Layout element annotations
'''

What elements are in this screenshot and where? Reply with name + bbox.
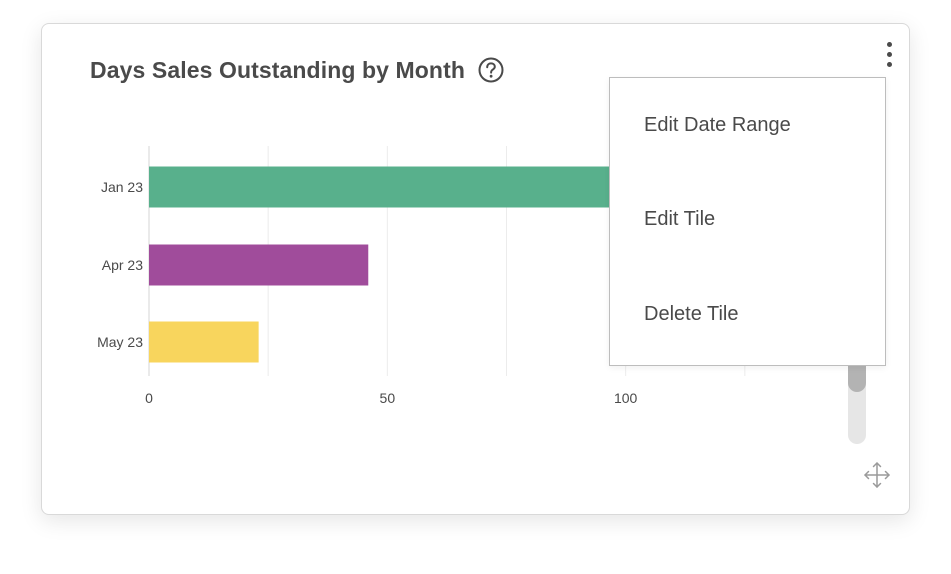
y-tick-label: Apr 23 — [102, 257, 143, 273]
x-tick-label: 100 — [614, 390, 638, 406]
tile-options-menu: Edit Date Range Edit Tile Delete Tile — [609, 77, 886, 366]
y-tick-label: Jan 23 — [101, 179, 143, 195]
menu-item-delete-tile[interactable]: Delete Tile — [644, 303, 739, 325]
menu-item-edit-tile[interactable]: Edit Tile — [644, 208, 716, 230]
bar[interactable] — [149, 244, 369, 286]
tile-title: Days Sales Outstanding by Month — [90, 56, 465, 83]
y-tick-label: May 23 — [97, 334, 143, 350]
scrollbar-track[interactable] — [848, 354, 866, 444]
kebab-menu-icon[interactable] — [882, 42, 896, 76]
dso-tile: Days Sales Outstanding by Month Jan 23 Ap… — [41, 23, 910, 515]
x-tick-label: 50 — [380, 390, 396, 406]
question-circle-icon[interactable] — [477, 56, 505, 84]
tile-header: Days Sales Outstanding by Month — [90, 56, 505, 84]
bar[interactable] — [149, 321, 259, 363]
x-tick-label: 0 — [145, 390, 153, 406]
move-arrows-icon[interactable] — [862, 460, 892, 490]
menu-item-edit-date-range[interactable]: Edit Date Range — [644, 114, 791, 136]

'''

| TASK |
Edit the records above by replacing each "y-tick-label" with "row-label" and leaving everything else unchanged. Leave the pictures out of your answer.

| PROBLEM SOLUTION |
What elements are in this screenshot and where? Reply with name + bbox.
row-label: Apr 23 — [102, 257, 143, 273]
x-tick-label: 100 — [614, 390, 638, 406]
tile-options-menu: Edit Date Range Edit Tile Delete Tile — [609, 77, 886, 366]
row-label: Jan 23 — [101, 179, 143, 195]
menu-item-delete-tile[interactable]: Delete Tile — [644, 303, 739, 325]
menu-item-edit-tile[interactable]: Edit Tile — [644, 208, 716, 230]
bar[interactable] — [149, 244, 369, 286]
tile-title: Days Sales Outstanding by Month — [90, 56, 465, 83]
row-label: May 23 — [97, 334, 143, 350]
scrollbar-track[interactable] — [848, 354, 866, 444]
kebab-menu-icon[interactable] — [882, 42, 896, 76]
dso-tile: Days Sales Outstanding by Month Jan 23 Ap… — [41, 23, 910, 515]
x-tick-label: 50 — [380, 390, 396, 406]
question-circle-icon[interactable] — [477, 56, 505, 84]
tile-header: Days Sales Outstanding by Month — [90, 56, 505, 84]
bar[interactable] — [149, 321, 259, 363]
x-tick-label: 0 — [145, 390, 153, 406]
move-arrows-icon[interactable] — [862, 460, 892, 490]
menu-item-edit-date-range[interactable]: Edit Date Range — [644, 114, 791, 136]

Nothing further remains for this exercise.